_WHAT NEEDS TO BE DONE_
Word for word, restate every line of the material.

━━ RECORDS FOR THIS EXERCISE ━━

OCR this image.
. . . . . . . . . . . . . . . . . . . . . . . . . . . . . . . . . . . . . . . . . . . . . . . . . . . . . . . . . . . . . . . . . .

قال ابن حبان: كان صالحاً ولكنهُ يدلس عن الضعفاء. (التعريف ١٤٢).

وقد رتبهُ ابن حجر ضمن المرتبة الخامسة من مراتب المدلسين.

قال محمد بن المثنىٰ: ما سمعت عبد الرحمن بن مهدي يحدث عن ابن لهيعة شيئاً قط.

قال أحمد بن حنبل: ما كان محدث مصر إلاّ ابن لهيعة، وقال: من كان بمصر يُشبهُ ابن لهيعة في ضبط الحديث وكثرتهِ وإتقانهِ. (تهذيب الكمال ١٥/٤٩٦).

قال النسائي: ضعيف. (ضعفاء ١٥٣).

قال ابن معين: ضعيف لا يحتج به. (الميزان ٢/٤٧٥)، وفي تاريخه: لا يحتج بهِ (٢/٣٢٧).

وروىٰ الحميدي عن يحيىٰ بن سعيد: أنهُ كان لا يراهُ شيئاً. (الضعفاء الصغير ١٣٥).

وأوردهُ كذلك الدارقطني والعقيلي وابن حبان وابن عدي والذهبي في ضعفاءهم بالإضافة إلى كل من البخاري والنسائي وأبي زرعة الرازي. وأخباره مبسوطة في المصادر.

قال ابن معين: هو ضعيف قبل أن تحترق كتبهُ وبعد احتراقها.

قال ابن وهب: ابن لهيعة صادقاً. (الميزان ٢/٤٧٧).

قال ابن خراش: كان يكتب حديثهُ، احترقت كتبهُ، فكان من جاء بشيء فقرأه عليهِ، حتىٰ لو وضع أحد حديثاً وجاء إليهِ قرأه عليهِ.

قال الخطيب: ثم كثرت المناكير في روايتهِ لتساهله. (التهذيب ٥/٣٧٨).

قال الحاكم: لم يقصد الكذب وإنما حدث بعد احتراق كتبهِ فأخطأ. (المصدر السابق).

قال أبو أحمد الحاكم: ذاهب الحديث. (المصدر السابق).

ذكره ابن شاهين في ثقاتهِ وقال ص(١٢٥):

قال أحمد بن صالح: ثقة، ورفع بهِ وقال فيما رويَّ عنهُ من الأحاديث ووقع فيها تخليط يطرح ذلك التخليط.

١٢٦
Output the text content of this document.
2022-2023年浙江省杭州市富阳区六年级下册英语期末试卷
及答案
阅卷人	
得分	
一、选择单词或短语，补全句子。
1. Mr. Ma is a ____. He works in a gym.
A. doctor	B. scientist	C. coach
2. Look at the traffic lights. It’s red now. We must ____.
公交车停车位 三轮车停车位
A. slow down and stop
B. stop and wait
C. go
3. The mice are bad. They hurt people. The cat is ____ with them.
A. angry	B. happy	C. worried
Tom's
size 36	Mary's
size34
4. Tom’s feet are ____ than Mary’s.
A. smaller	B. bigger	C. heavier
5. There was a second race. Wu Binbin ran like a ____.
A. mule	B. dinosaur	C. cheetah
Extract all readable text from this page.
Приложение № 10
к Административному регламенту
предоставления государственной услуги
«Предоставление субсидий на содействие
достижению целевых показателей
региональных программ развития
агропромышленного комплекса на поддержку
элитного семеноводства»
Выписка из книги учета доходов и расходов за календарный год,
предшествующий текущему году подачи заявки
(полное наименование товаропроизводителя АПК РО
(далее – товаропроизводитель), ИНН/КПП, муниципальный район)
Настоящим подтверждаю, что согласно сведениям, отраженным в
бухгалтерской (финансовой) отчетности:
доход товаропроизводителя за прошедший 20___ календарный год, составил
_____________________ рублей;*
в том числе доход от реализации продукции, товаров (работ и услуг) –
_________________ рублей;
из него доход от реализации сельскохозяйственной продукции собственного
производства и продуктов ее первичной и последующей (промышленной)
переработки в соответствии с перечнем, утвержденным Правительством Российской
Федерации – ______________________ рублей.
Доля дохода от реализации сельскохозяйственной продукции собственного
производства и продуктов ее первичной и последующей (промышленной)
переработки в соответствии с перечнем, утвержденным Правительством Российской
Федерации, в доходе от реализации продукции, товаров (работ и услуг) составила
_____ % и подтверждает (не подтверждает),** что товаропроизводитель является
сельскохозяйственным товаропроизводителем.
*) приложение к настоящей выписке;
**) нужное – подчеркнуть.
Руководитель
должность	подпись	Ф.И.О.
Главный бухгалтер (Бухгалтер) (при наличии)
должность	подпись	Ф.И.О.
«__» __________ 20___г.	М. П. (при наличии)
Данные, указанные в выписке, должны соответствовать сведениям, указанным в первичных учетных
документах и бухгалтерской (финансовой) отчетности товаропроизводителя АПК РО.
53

━━━

_RESULT OF THE TASK_
OCR this image.
. . . . . . . . . . . . . . . . . . . . . . . . . . . . . . . . . . . . . . . . . . . . . . . . . . . . . . . . . . . . . . . . . .

قال ابن حبان: كان صالحاً ولكنهُ يدلس عن الضعفاء. (التعريف ١٤٢).

وقد رتبهُ ابن حجر ضمن المرتبة الخامسة من مراتب المدلسين.

قال محمد بن المثنىٰ: ما سمعت عبد الرحمن بن مهدي يحدث عن ابن لهيعة شيئاً قط.

قال أحمد بن حنبل: ما كان محدث مصر إلاّ ابن لهيعة، وقال: من كان بمصر يُشبهُ ابن لهيعة في ضبط الحديث وكثرتهِ وإتقانهِ. (تهذيب الكمال ١٥/٤٩٦).

قال النسائي: ضعيف. (ضعفاء ١٥٣).

قال ابن معين: ضعيف لا يحتج به. (الميزان ٢/٤٧٥)، وفي تاريخه: لا يحتج بهِ (٢/٣٢٧).

وروىٰ الحميدي عن يحيىٰ بن سعيد: أنهُ كان لا يراهُ شيئاً. (الضعفاء الصغير ١٣٥).

وأوردهُ كذلك الدارقطني والعقيلي وابن حبان وابن عدي والذهبي في ضعفاءهم بالإضافة إلى كل من البخاري والنسائي وأبي زرعة الرازي. وأخباره مبسوطة في المصادر.

قال ابن معين: هو ضعيف قبل أن تحترق كتبهُ وبعد احتراقها.

قال ابن وهب: ابن لهيعة صادقاً. (الميزان ٢/٤٧٧).

قال ابن خراش: كان يكتب حديثهُ، احترقت كتبهُ، فكان من جاء بشيء فقرأه عليهِ، حتىٰ لو وضع أحد حديثاً وجاء إليهِ قرأه عليهِ.

قال الخطيب: ثم كثرت المناكير في روايتهِ لتساهله. (التهذيب ٥/٣٧٨).

قال الحاكم: لم يقصد الكذب وإنما حدث بعد احتراق كتبهِ فأخطأ. (المصدر السابق).

قال أبو أحمد الحاكم: ذاهب الحديث. (المصدر السابق).

ذكره ابن شاهين في ثقاتهِ وقال ص(١٢٥):

قال أحمد بن صالح: ثقة، ورفع بهِ وقال فيما رويَّ عنهُ من الأحاديث ووقع فيها تخليط يطرح ذلك التخليط.

١٢٦
Output the text content of this document.
2022-2023年浙江省杭州市富阳区六年级下册英语期末试卷
及答案
阅卷人	
得分	
一、选择单词或短语，补全句子。
1. Mr. Ma is a ____. He works in a gym.
A. doctor	B. scientist	C. coach
2. Look at the traffic lights. It’s red now. We must ____.
公交车停车位 三轮车停车位
A. slow down and stop
B. stop and wait
C. go
3. The mice are bad. They hurt people. The cat is ____ with them.
A. angry	B. happy	C. worried
Tom's
size 36	Mary's
size34
4. Tom’s feet are ____ than Mary’s.
A. smaller	B. bigger	C. heavier
5. There was a second race. Wu Binbin ran like a ____.
A. mule	B. dinosaur	C. cheetah
Extract all readable text from this page.
Приложение № 10
к Административному регламенту
предоставления государственной услуги
«Предоставление субсидий на содействие
достижению целевых показателей
региональных программ развития
агропромышленного комплекса на поддержку
элитного семеноводства»
Выписка из книги учета доходов и расходов за календарный год,
предшествующий текущему году подачи заявки
(полное наименование товаропроизводителя АПК РО
(далее – товаропроизводитель), ИНН/КПП, муниципальный район)
Настоящим подтверждаю, что согласно сведениям, отраженным в
бухгалтерской (финансовой) отчетности:
доход товаропроизводителя за прошедший 20___ календарный год, составил
_____________________ рублей;*
в том числе доход от реализации продукции, товаров (работ и услуг) –
_________________ рублей;
из него доход от реализации сельскохозяйственной продукции собственного
производства и продуктов ее первичной и последующей (промышленной)
переработки в соответствии с перечнем, утвержденным Правительством Российской
Федерации – ______________________ рублей.
Доля дохода от реализации сельскохозяйственной продукции собственного
производства и продуктов ее первичной и последующей (промышленной)
переработки в соответствии с перечнем, утвержденным Правительством Российской
Федерации, в доходе от реализации продукции, товаров (работ и услуг) составила
_____ % и подтверждает (не подтверждает),** что товаропроизводитель является
сельскохозяйственным товаропроизводителем.
*) приложение к настоящей выписке;
**) нужное – подчеркнуть.
Руководитель
должность	подпись	Ф.И.О.
Главный бухгалтер (Бухгалтер) (при наличии)
должность	подпись	Ф.И.О.
«__» __________ 20___г.	М. П. (при наличии)
Данные, указанные в выписке, должны соответствовать сведениям, указанным в первичных учетных
документах и бухгалтерской (финансовой) отчетности товаропроизводителя АПК РО.
53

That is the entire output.